- _TASK DESCRIPTION_:
Quote the entries that follow exactly, leaving none out.

Figure dataset records:
:::::

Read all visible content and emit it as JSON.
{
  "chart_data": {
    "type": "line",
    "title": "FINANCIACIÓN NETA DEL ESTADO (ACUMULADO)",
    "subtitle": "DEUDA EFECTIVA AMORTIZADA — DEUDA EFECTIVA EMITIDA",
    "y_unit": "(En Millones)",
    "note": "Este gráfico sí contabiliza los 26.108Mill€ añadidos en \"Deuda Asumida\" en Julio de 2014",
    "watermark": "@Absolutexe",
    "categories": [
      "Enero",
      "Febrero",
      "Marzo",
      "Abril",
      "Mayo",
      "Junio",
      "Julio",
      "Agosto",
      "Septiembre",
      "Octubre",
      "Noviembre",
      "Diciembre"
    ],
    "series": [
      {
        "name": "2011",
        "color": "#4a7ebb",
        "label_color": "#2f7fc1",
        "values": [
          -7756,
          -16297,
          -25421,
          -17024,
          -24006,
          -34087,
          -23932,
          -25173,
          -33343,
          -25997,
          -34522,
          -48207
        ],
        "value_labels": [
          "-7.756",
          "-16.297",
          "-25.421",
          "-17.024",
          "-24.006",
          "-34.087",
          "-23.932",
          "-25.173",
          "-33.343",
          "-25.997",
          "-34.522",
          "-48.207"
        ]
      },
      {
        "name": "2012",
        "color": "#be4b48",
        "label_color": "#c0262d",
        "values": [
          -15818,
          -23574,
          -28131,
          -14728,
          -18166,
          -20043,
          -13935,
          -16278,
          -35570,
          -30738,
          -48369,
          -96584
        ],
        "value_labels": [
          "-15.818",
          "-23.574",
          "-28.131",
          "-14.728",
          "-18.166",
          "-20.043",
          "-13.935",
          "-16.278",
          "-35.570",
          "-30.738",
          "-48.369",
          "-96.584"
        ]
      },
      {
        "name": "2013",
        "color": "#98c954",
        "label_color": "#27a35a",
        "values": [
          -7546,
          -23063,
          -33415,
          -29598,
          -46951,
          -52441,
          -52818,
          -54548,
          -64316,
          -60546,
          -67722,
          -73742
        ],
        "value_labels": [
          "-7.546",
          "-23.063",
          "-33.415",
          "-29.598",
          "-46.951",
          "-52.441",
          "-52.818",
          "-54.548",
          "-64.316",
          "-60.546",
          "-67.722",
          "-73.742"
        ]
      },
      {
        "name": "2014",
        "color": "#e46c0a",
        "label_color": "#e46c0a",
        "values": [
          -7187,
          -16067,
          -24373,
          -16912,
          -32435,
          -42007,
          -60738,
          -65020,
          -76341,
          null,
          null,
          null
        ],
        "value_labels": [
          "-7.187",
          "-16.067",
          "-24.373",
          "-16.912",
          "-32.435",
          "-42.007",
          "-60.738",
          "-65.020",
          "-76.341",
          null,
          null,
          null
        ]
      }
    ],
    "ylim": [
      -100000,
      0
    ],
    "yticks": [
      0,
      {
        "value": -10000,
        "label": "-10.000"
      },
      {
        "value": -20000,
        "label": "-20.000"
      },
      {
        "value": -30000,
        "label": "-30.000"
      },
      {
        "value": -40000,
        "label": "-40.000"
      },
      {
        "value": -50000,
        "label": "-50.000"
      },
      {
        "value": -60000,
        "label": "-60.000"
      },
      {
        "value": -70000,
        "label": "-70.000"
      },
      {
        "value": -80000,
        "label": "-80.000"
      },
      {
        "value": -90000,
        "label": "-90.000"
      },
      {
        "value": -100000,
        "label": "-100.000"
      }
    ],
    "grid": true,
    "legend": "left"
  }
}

:::::

- _ANSWER IN FULL_:
Read all visible content and emit it as JSON.
{
  "chart_data": {
    "type": "line",
    "title": "FINANCIACIÓN NETA DEL ESTADO (ACUMULADO)",
    "subtitle": "DEUDA EFECTIVA AMORTIZADA — DEUDA EFECTIVA EMITIDA",
    "y_unit": "(En Millones)",
    "note": "Este gráfico sí contabiliza los 26.108Mill€ añadidos en \"Deuda Asumida\" en Julio de 2014",
    "watermark": "@Absolutexe",
    "categories": [
      "Enero",
      "Febrero",
      "Marzo",
      "Abril",
      "Mayo",
      "Junio",
      "Julio",
      "Agosto",
      "Septiembre",
      "Octubre",
      "Noviembre",
      "Diciembre"
    ],
    "series": [
      {
        "name": "2011",
        "color": "#4a7ebb",
        "label_color": "#2f7fc1",
        "values": [
          -7756,
          -16297,
          -25421,
          -17024,
          -24006,
          -34087,
          -23932,
          -25173,
          -33343,
          -25997,
          -34522,
          -48207
        ],
        "value_labels": [
          "-7.756",
          "-16.297",
          "-25.421",
          "-17.024",
          "-24.006",
          "-34.087",
          "-23.932",
          "-25.173",
          "-33.343",
          "-25.997",
          "-34.522",
          "-48.207"
        ]
      },
      {
        "name": "2012",
        "color": "#be4b48",
        "label_color": "#c0262d",
        "values": [
          -15818,
          -23574,
          -28131,
          -14728,
          -18166,
          -20043,
          -13935,
          -16278,
          -35570,
          -30738,
          -48369,
          -96584
        ],
        "value_labels": [
          "-15.818",
          "-23.574",
          "-28.131",
          "-14.728",
          "-18.166",
          "-20.043",
          "-13.935",
          "-16.278",
          "-35.570",
          "-30.738",
          "-48.369",
          "-96.584"
        ]
      },
      {
        "name": "2013",
        "color": "#98c954",
        "label_color": "#27a35a",
        "values": [
          -7546,
          -23063,
          -33415,
          -29598,
          -46951,
          -52441,
          -52818,
          -54548,
          -64316,
          -60546,
          -67722,
          -73742
        ],
        "value_labels": [
          "-7.546",
          "-23.063",
          "-33.415",
          "-29.598",
          "-46.951",
          "-52.441",
          "-52.818",
          "-54.548",
          "-64.316",
          "-60.546",
          "-67.722",
          "-73.742"
        ]
      },
      {
        "name": "2014",
        "color": "#e46c0a",
        "label_color": "#e46c0a",
        "values": [
          -7187,
          -16067,
          -24373,
          -16912,
          -32435,
          -42007,
          -60738,
          -65020,
          -76341,
          null,
          null,
          null
        ],
        "value_labels": [
          "-7.187",
          "-16.067",
          "-24.373",
          "-16.912",
          "-32.435",
          "-42.007",
          "-60.738",
          "-65.020",
          "-76.341",
          null,
          null,
          null
        ]
      }
    ],
    "ylim": [
      -100000,
      0
    ],
    "yticks": [
      0,
      {
        "value": -10000,
        "label": "-10.000"
      },
      {
        "value": -20000,
        "label": "-20.000"
      },
      {
        "value": -30000,
        "label": "-30.000"
      },
      {
        "value": -40000,
        "label": "-40.000"
      },
      {
        "value": -50000,
        "label": "-50.000"
      },
      {
        "value": -60000,
        "label": "-60.000"
      },
      {
        "value": -70000,
        "label": "-70.000"
      },
      {
        "value": -80000,
        "label": "-80.000"
      },
      {
        "value": -90000,
        "label": "-90.000"
      },
      {
        "value": -100000,
        "label": "-100.000"
      }
    ],
    "grid": true,
    "legend": "left"
  }
}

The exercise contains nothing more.